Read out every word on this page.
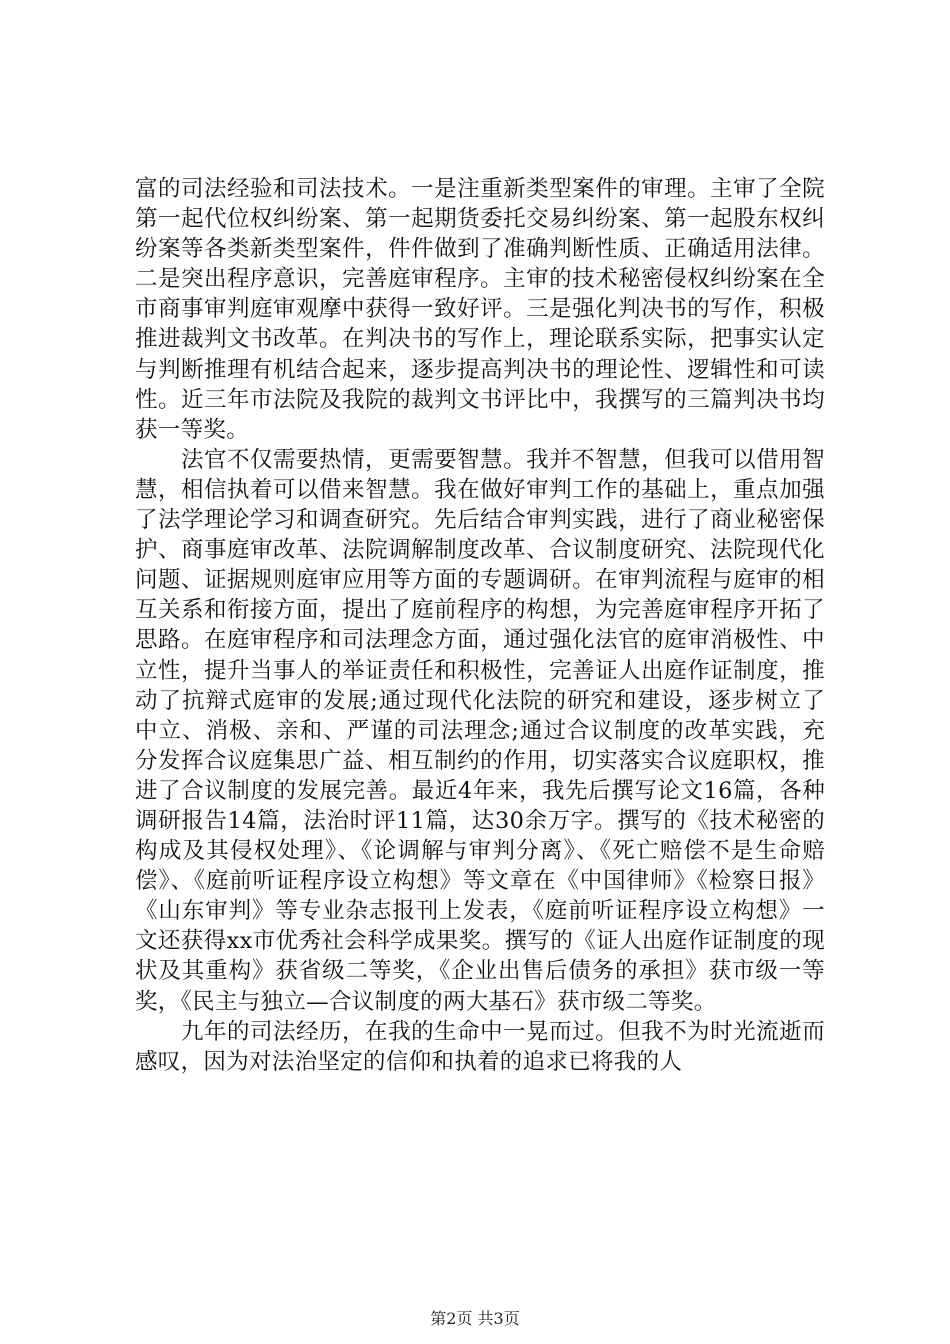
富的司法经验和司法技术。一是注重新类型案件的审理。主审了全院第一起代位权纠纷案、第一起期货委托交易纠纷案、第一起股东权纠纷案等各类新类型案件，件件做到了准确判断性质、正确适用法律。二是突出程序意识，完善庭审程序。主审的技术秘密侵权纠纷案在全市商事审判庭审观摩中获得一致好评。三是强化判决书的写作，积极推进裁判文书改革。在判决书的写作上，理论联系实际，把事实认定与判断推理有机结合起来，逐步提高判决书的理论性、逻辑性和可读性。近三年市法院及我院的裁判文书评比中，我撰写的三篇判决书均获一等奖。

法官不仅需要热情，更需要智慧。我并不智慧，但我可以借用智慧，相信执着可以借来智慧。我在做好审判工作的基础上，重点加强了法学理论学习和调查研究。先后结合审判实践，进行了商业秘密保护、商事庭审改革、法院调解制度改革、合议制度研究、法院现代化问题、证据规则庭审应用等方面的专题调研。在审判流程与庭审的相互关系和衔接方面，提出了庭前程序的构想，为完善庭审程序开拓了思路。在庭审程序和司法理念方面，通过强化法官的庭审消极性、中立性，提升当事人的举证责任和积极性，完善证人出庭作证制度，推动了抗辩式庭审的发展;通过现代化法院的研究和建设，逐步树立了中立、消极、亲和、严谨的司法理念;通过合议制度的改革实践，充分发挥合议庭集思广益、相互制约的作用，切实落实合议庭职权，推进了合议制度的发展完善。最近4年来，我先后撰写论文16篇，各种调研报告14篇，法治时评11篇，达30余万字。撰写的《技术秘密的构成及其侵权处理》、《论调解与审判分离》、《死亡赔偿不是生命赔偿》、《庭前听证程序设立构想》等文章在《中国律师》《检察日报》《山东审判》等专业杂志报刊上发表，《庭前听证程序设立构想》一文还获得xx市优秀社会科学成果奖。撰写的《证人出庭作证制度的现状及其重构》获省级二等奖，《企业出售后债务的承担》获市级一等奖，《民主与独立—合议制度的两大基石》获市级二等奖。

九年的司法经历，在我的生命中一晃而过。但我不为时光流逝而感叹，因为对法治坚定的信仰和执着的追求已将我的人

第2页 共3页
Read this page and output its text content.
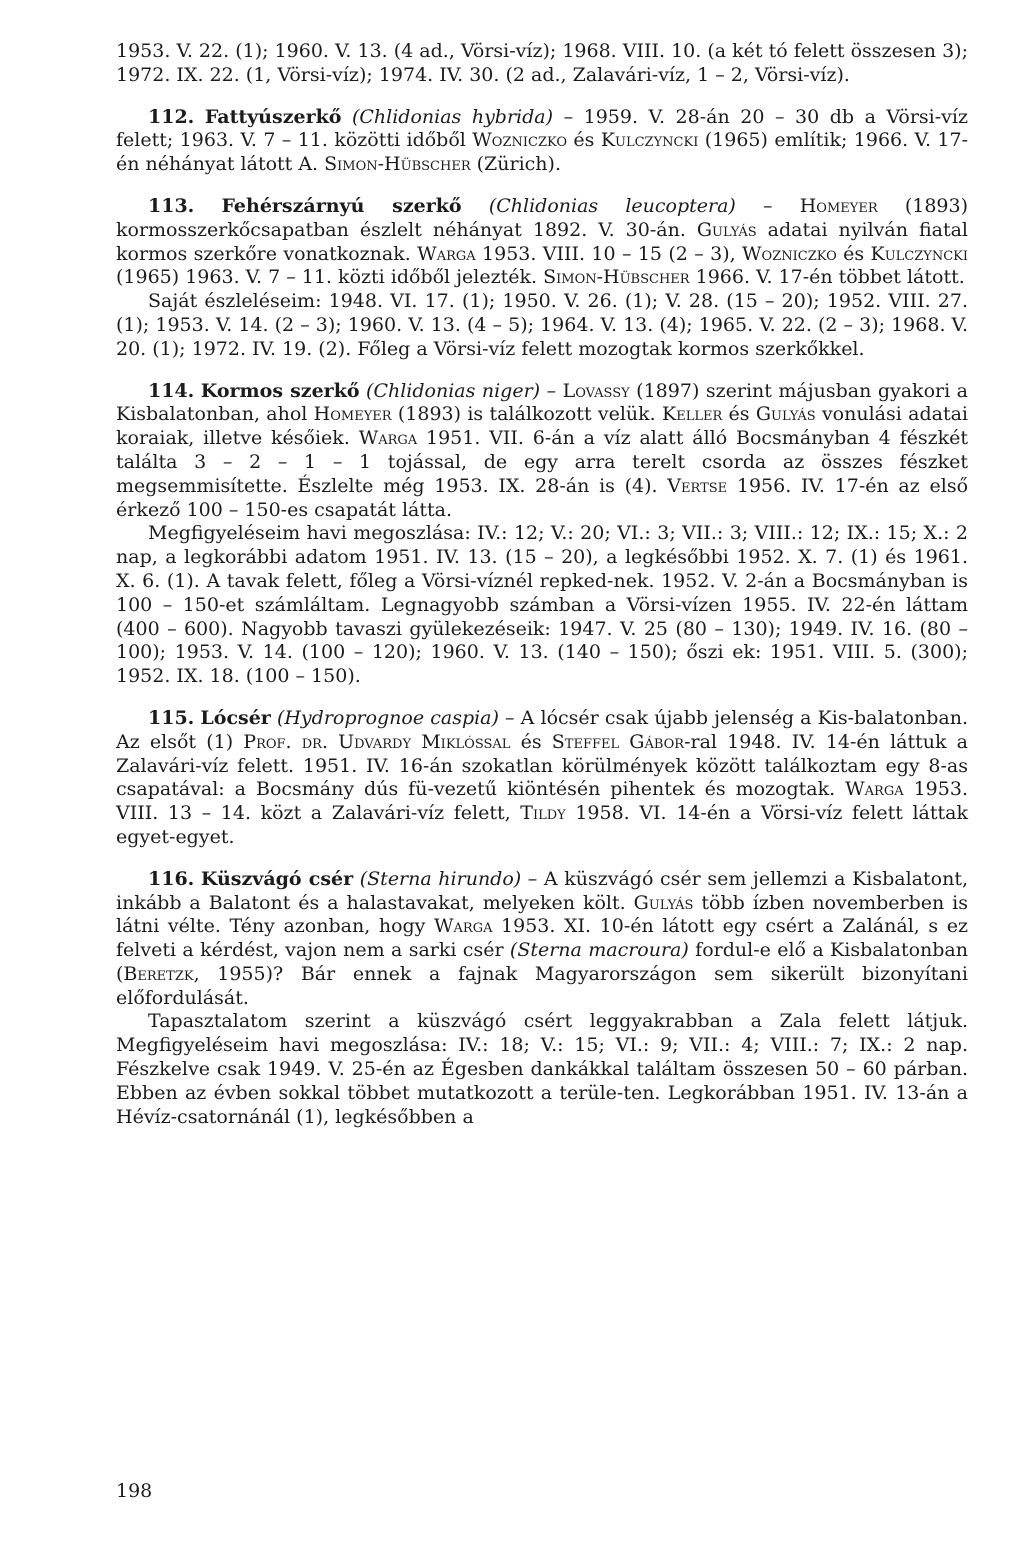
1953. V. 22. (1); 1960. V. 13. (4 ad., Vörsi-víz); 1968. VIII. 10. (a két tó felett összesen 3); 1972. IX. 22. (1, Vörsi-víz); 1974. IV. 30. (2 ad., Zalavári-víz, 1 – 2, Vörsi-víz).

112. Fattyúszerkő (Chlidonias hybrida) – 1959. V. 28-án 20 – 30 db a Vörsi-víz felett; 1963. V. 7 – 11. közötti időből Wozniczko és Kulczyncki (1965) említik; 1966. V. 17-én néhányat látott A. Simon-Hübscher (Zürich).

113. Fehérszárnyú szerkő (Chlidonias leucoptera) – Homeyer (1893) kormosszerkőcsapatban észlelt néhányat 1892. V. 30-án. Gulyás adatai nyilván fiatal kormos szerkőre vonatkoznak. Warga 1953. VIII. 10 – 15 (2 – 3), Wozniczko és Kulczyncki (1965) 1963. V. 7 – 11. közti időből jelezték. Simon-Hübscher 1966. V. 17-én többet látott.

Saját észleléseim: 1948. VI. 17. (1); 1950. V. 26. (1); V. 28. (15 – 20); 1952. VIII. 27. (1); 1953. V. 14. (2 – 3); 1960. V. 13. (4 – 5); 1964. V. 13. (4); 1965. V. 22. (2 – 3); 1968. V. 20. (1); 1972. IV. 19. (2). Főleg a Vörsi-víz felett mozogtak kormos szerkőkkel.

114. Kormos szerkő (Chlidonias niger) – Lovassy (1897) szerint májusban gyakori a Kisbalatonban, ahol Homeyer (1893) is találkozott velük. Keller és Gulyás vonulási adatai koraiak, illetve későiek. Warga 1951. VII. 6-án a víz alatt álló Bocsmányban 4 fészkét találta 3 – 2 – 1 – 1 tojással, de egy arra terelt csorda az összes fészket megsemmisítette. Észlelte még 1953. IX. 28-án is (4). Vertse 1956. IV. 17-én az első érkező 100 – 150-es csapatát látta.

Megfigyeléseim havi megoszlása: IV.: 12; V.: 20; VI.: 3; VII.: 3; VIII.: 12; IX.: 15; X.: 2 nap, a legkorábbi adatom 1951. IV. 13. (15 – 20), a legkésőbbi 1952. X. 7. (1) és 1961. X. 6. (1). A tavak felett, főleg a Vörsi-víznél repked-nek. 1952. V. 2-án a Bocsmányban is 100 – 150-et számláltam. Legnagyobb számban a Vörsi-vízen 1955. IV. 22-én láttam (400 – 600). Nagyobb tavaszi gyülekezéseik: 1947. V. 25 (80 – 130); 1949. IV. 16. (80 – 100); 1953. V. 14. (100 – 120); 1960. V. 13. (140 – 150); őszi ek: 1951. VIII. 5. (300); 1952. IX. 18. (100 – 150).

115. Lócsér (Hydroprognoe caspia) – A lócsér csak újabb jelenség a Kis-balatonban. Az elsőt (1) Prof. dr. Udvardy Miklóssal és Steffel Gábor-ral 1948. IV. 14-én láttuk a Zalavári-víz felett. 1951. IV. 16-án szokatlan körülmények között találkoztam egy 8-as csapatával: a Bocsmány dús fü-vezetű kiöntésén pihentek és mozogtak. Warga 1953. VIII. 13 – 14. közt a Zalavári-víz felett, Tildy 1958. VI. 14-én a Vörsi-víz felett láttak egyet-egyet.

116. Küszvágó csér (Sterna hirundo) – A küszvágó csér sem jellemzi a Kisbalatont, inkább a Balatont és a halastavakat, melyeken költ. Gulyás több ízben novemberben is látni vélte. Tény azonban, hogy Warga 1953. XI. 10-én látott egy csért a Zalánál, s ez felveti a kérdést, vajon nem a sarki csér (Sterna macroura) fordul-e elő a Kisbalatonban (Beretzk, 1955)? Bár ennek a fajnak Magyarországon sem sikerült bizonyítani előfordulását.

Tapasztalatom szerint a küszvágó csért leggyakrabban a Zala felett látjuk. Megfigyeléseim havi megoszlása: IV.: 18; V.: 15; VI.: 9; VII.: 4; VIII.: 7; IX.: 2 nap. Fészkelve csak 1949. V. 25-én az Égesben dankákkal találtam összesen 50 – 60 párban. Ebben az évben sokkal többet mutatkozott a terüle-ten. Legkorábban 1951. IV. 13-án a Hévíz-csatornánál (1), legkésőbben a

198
=-=-=
### WHAT IS REQUIRED
In the entries above, find each line with the word "összesen" and copy it.

### FINISHED TASK
1953. V. 22. (1); 1960. V. 13. (4 ad., Vörsi-víz); 1968. VIII. 10. (a két tó felett összesen 3); 1972. IX. 22. (1, Vörsi-víz); 1974. IV. 30. (2 ad., Zalavári-víz, 1 – 2, Vörsi-víz).
Tapasztalatom szerint a küszvágó csért leggyakrabban a Zala felett látjuk. Megfigyeléseim havi megoszlása: IV.: 18; V.: 15; VI.: 9; VII.: 4; VIII.: 7; IX.: 2 nap. Fészkelve csak 1949. V. 25-én az Égesben dankákkal találtam összesen 50 – 60 párban. Ebben az évben sokkal többet mutatkozott a terüle-ten. Legkorábban 1951. IV. 13-án a Hévíz-csatornánál (1), legkésőbben a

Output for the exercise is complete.